### RECORDS PROVIDED
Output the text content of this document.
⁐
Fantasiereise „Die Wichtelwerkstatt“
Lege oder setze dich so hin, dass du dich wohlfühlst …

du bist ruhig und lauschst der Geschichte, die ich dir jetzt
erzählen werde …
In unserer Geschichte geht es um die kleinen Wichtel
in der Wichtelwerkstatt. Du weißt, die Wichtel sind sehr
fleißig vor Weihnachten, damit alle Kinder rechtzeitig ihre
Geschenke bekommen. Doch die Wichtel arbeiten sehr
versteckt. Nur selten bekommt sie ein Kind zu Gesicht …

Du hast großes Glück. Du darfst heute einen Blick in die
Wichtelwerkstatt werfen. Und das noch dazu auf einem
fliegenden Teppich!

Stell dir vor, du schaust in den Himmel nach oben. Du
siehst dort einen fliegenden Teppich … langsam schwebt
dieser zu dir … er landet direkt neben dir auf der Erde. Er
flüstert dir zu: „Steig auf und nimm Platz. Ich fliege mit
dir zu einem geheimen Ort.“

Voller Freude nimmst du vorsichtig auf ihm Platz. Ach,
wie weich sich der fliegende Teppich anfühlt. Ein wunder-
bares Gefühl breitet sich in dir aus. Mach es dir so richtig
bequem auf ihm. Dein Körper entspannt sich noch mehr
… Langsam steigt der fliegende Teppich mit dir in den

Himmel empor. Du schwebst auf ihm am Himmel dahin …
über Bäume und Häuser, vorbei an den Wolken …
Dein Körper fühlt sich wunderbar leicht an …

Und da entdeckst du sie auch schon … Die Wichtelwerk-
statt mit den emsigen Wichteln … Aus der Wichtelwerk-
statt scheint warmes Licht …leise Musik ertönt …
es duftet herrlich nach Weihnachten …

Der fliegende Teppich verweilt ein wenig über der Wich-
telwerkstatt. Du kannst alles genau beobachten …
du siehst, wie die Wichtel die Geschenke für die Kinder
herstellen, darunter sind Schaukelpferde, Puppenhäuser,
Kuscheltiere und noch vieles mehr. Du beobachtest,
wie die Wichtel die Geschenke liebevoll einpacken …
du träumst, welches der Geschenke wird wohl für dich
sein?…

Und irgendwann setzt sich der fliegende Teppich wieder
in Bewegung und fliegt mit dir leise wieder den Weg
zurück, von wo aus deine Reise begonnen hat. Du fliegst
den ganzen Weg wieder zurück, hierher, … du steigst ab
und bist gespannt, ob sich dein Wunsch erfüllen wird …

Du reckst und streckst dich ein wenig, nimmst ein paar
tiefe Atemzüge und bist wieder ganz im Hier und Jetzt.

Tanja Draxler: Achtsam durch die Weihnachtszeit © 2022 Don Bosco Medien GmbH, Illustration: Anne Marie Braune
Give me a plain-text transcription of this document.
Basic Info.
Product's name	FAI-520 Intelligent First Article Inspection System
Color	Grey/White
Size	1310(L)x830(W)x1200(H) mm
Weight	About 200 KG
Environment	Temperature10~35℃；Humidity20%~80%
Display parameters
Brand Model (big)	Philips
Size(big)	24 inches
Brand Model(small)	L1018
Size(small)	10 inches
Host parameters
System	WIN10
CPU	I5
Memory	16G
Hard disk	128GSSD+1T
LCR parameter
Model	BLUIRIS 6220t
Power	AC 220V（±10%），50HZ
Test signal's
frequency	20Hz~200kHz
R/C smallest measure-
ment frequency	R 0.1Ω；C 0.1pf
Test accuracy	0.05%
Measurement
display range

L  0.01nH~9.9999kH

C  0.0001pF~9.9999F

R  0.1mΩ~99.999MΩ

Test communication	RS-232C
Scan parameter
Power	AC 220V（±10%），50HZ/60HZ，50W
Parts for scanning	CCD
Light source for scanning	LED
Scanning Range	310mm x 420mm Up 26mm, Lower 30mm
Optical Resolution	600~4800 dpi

### THE PROBLEM
Provide all the records again, word for word.

### RESULT FOR THIS TASK
Output the text content of this document.
⁐
Fantasiereise „Die Wichtelwerkstatt“
Lege oder setze dich so hin, dass du dich wohlfühlst …

du bist ruhig und lauschst der Geschichte, die ich dir jetzt
erzählen werde …
In unserer Geschichte geht es um die kleinen Wichtel
in der Wichtelwerkstatt. Du weißt, die Wichtel sind sehr
fleißig vor Weihnachten, damit alle Kinder rechtzeitig ihre
Geschenke bekommen. Doch die Wichtel arbeiten sehr
versteckt. Nur selten bekommt sie ein Kind zu Gesicht …

Du hast großes Glück. Du darfst heute einen Blick in die
Wichtelwerkstatt werfen. Und das noch dazu auf einem
fliegenden Teppich!

Stell dir vor, du schaust in den Himmel nach oben. Du
siehst dort einen fliegenden Teppich … langsam schwebt
dieser zu dir … er landet direkt neben dir auf der Erde. Er
flüstert dir zu: „Steig auf und nimm Platz. Ich fliege mit
dir zu einem geheimen Ort.“

Voller Freude nimmst du vorsichtig auf ihm Platz. Ach,
wie weich sich der fliegende Teppich anfühlt. Ein wunder-
bares Gefühl breitet sich in dir aus. Mach es dir so richtig
bequem auf ihm. Dein Körper entspannt sich noch mehr
… Langsam steigt der fliegende Teppich mit dir in den

Himmel empor. Du schwebst auf ihm am Himmel dahin …
über Bäume und Häuser, vorbei an den Wolken …
Dein Körper fühlt sich wunderbar leicht an …

Und da entdeckst du sie auch schon … Die Wichtelwerk-
statt mit den emsigen Wichteln … Aus der Wichtelwerk-
statt scheint warmes Licht …leise Musik ertönt …
es duftet herrlich nach Weihnachten …

Der fliegende Teppich verweilt ein wenig über der Wich-
telwerkstatt. Du kannst alles genau beobachten …
du siehst, wie die Wichtel die Geschenke für die Kinder
herstellen, darunter sind Schaukelpferde, Puppenhäuser,
Kuscheltiere und noch vieles mehr. Du beobachtest,
wie die Wichtel die Geschenke liebevoll einpacken …
du träumst, welches der Geschenke wird wohl für dich
sein?…

Und irgendwann setzt sich der fliegende Teppich wieder
in Bewegung und fliegt mit dir leise wieder den Weg
zurück, von wo aus deine Reise begonnen hat. Du fliegst
den ganzen Weg wieder zurück, hierher, … du steigst ab
und bist gespannt, ob sich dein Wunsch erfüllen wird …

Du reckst und streckst dich ein wenig, nimmst ein paar
tiefe Atemzüge und bist wieder ganz im Hier und Jetzt.

Tanja Draxler: Achtsam durch die Weihnachtszeit © 2022 Don Bosco Medien GmbH, Illustration: Anne Marie Braune
Give me a plain-text transcription of this document.
Basic Info.
Product's name	FAI-520 Intelligent First Article Inspection System
Color	Grey/White
Size	1310(L)x830(W)x1200(H) mm
Weight	About 200 KG
Environment	Temperature10~35℃；Humidity20%~80%
Display parameters
Brand Model (big)	Philips
Size(big)	24 inches
Brand Model(small)	L1018
Size(small)	10 inches
Host parameters
System	WIN10
CPU	I5
Memory	16G
Hard disk	128GSSD+1T
LCR parameter
Model	BLUIRIS 6220t
Power	AC 220V（±10%），50HZ
Test signal's
frequency	20Hz~200kHz
R/C smallest measure-
ment frequency	R 0.1Ω；C 0.1pf
Test accuracy	0.05%
Measurement
display range

L  0.01nH~9.9999kH

C  0.0001pF~9.9999F

R  0.1mΩ~99.999MΩ

Test communication	RS-232C
Scan parameter
Power	AC 220V（±10%），50HZ/60HZ，50W
Parts for scanning	CCD
Light source for scanning	LED
Scanning Range	310mm x 420mm Up 26mm, Lower 30mm
Optical Resolution	600~4800 dpi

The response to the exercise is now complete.